'''

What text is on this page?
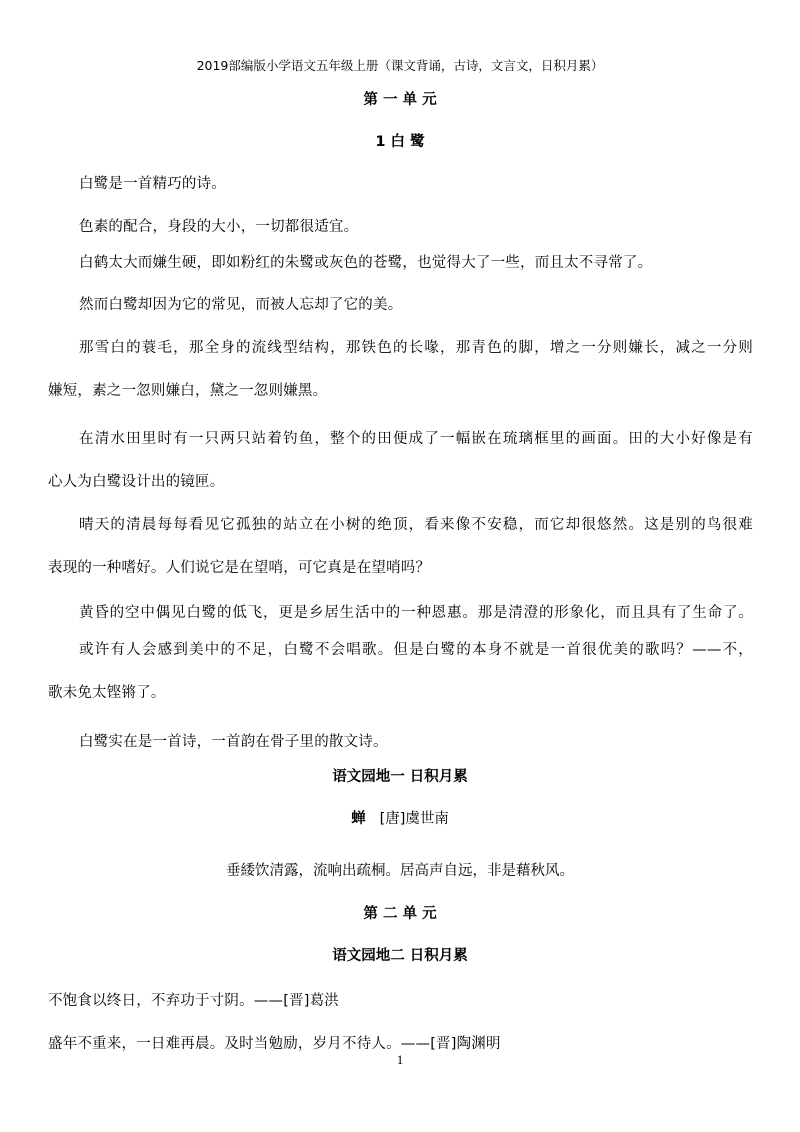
2019部编版小学语文五年级上册（课文背诵，古诗，文言文，日积月累）
第 一 单 元
1 白 鹭
白鹭是一首精巧的诗。
色素的配合，身段的大小，一切都很适宜。
白鹤太大而嫌生硬，即如粉红的朱鹭或灰色的苍鹭，也觉得大了一些，而且太不寻常了。
然而白鹭却因为它的常见，而被人忘却了它的美。
那雪白的蓑毛，那全身的流线型结构，那铁色的长喙，那青色的脚，增之一分则嫌长，减之一分则
嫌短，素之一忽则嫌白，黛之一忽则嫌黑。
在清水田里时有一只两只站着钓鱼，整个的田便成了一幅嵌在琉璃框里的画面。田的大小好像是有
心人为白鹭设计出的镜匣。
晴天的清晨每每看见它孤独的站立在小树的绝顶，看来像不安稳，而它却很悠然。这是别的鸟很难
表现的一种嗜好。人们说它是在望哨，可它真是在望哨吗？
黄昏的空中偶见白鹭的低飞，更是乡居生活中的一种恩惠。那是清澄的形象化，而且具有了生命了。
或许有人会感到美中的不足，白鹭不会唱歌。但是白鹭的本身不就是一首很优美的歌吗？——不，
歌未免太铿锵了。
白鹭实在是一首诗，一首韵在骨子里的散文诗。
语文园地一 日积月累
蝉 [唐]虞世南
垂緌饮清露，流响出疏桐。居高声自远，非是藉秋风。
第 二 单 元
语文园地二 日积月累
不饱食以终日，不弃功于寸阴。——[晋]葛洪
盛年不重来，一日难再晨。及时当勉励，岁月不待人。——[晋]陶渊明
1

'''

What you have to do: Quote the data above in full, leaving out the pictures it holds.

Output:
What text is on this page?
2019部编版小学语文五年级上册（课文背诵，古诗，文言文，日积月累）
第 一 单 元
1 白 鹭
白鹭是一首精巧的诗。
色素的配合，身段的大小，一切都很适宜。
白鹤太大而嫌生硬，即如粉红的朱鹭或灰色的苍鹭，也觉得大了一些，而且太不寻常了。
然而白鹭却因为它的常见，而被人忘却了它的美。
那雪白的蓑毛，那全身的流线型结构，那铁色的长喙，那青色的脚，增之一分则嫌长，减之一分则
嫌短，素之一忽则嫌白，黛之一忽则嫌黑。
在清水田里时有一只两只站着钓鱼，整个的田便成了一幅嵌在琉璃框里的画面。田的大小好像是有
心人为白鹭设计出的镜匣。
晴天的清晨每每看见它孤独的站立在小树的绝顶，看来像不安稳，而它却很悠然。这是别的鸟很难
表现的一种嗜好。人们说它是在望哨，可它真是在望哨吗？
黄昏的空中偶见白鹭的低飞，更是乡居生活中的一种恩惠。那是清澄的形象化，而且具有了生命了。
或许有人会感到美中的不足，白鹭不会唱歌。但是白鹭的本身不就是一首很优美的歌吗？——不，
歌未免太铿锵了。
白鹭实在是一首诗，一首韵在骨子里的散文诗。
语文园地一 日积月累
蝉 [唐]虞世南
垂緌饮清露，流响出疏桐。居高声自远，非是藉秋风。
第 二 单 元
语文园地二 日积月累
不饱食以终日，不弃功于寸阴。——[晋]葛洪
盛年不重来，一日难再晨。及时当勉励，岁月不待人。——[晋]陶渊明
1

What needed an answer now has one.